* _RECORD SET_
--------------------
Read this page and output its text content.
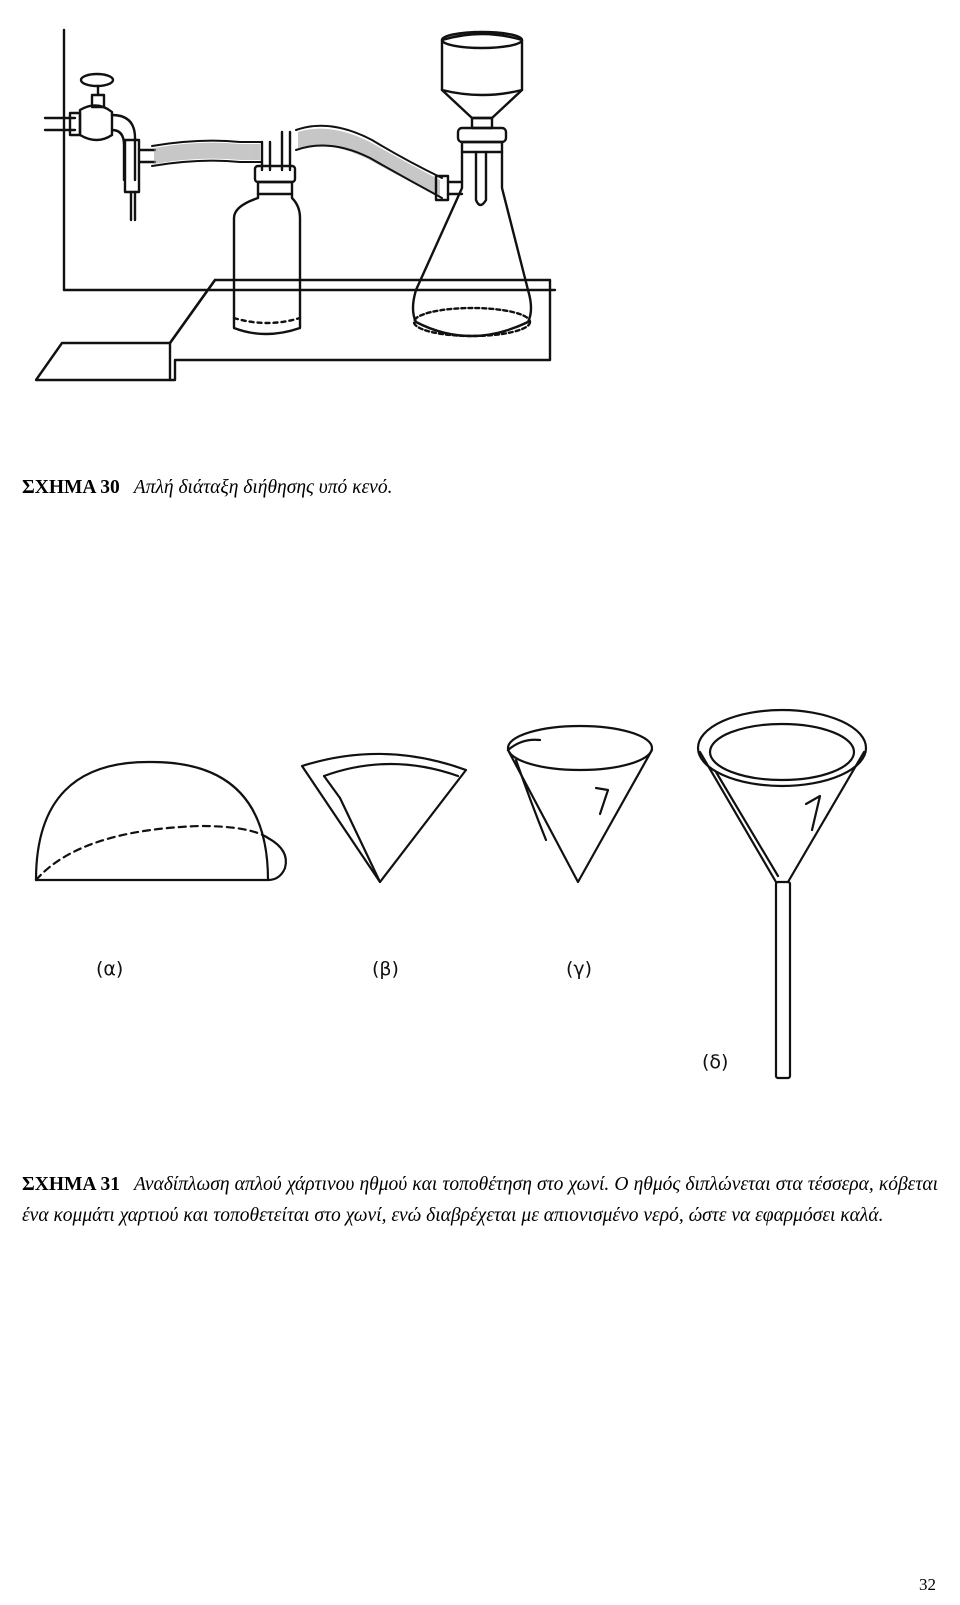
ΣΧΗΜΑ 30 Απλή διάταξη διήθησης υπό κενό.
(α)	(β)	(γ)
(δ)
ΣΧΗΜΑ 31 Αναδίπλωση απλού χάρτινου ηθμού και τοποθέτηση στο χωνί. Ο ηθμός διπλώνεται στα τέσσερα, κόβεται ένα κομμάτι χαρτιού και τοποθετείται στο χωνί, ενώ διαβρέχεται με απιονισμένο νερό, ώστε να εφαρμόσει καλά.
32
--------------------
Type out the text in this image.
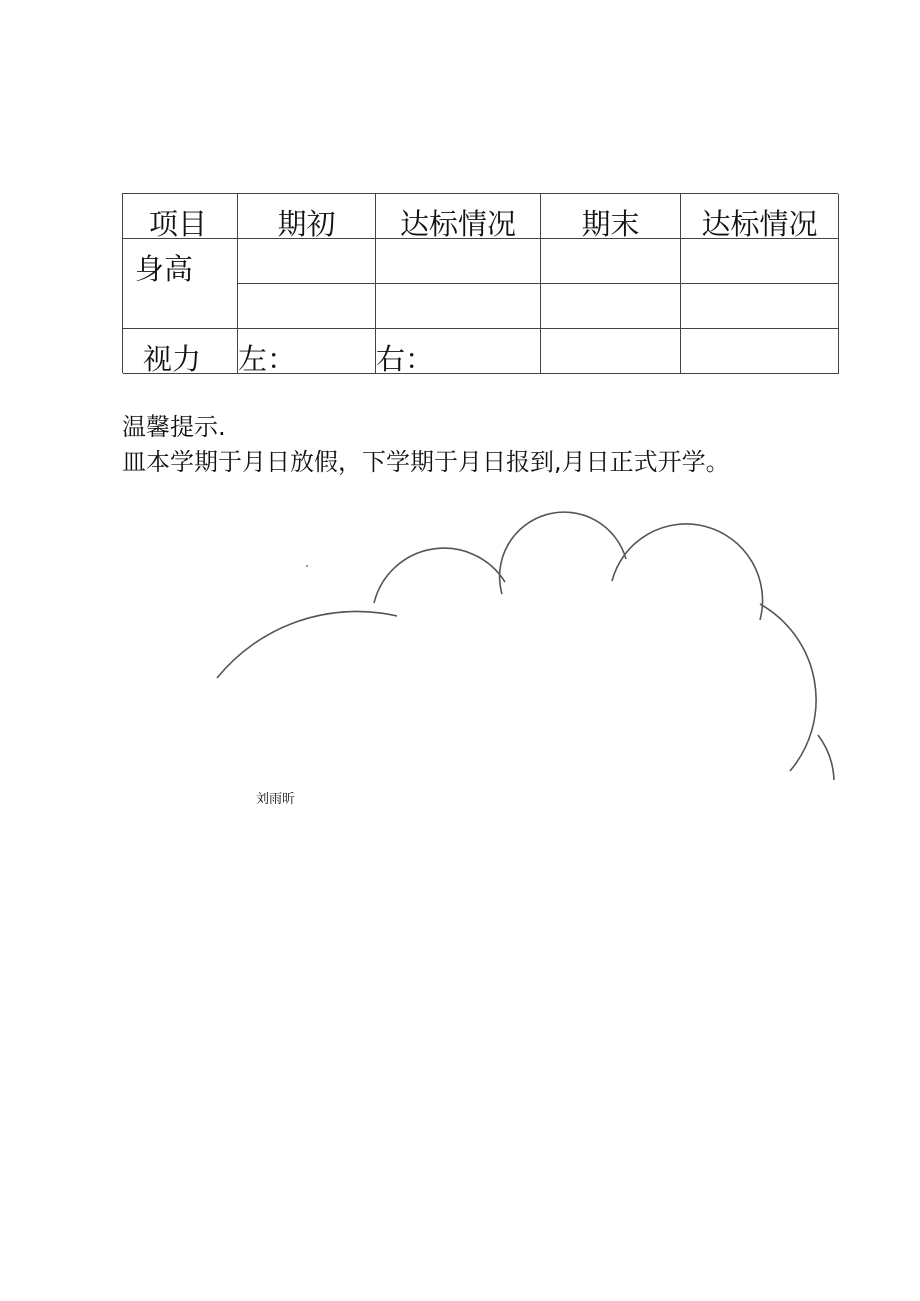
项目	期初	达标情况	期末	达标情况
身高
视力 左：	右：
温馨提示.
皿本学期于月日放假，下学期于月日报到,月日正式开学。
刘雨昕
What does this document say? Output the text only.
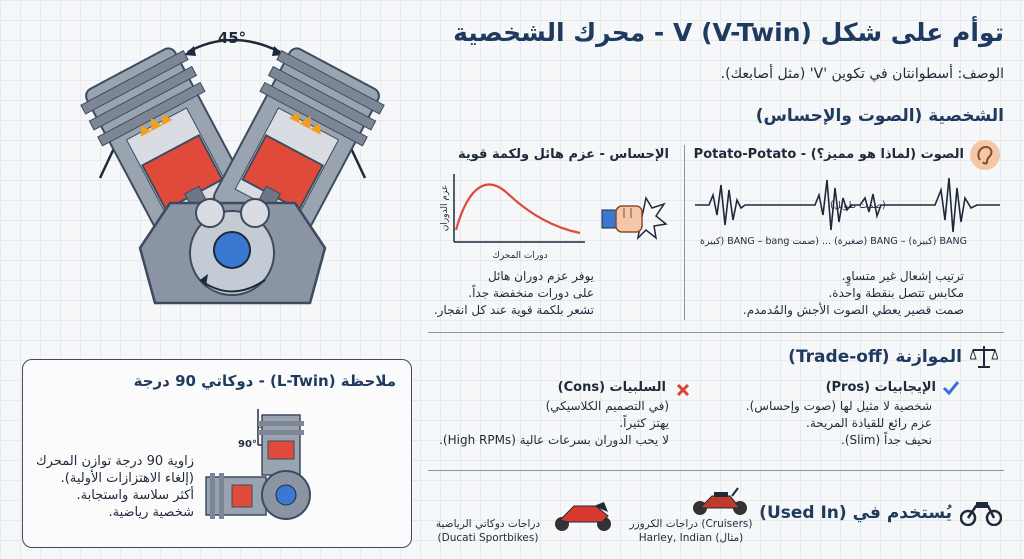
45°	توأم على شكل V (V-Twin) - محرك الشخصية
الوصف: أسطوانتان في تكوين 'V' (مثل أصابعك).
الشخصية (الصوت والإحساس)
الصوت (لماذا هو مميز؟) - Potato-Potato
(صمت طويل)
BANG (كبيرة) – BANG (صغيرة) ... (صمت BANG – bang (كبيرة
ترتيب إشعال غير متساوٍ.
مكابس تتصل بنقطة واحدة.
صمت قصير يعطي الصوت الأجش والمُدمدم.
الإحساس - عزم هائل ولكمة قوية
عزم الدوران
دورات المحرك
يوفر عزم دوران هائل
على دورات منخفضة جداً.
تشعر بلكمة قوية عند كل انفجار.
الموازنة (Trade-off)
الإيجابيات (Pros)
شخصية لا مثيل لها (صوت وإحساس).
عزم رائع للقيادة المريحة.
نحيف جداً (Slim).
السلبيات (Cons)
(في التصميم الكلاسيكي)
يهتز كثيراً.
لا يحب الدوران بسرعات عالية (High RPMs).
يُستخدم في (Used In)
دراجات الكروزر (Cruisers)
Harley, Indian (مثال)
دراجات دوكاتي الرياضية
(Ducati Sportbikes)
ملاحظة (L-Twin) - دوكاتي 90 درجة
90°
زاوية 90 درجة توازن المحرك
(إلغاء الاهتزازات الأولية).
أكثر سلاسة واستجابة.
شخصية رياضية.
--------------------
* _EXERCISE_
Extract each line from the entries above that contains the string "الشخصية".

* _EXERCISE SOLUTION_
45°	توأم على شكل V (V-Twin) - محرك الشخصية
الشخصية (الصوت والإحساس)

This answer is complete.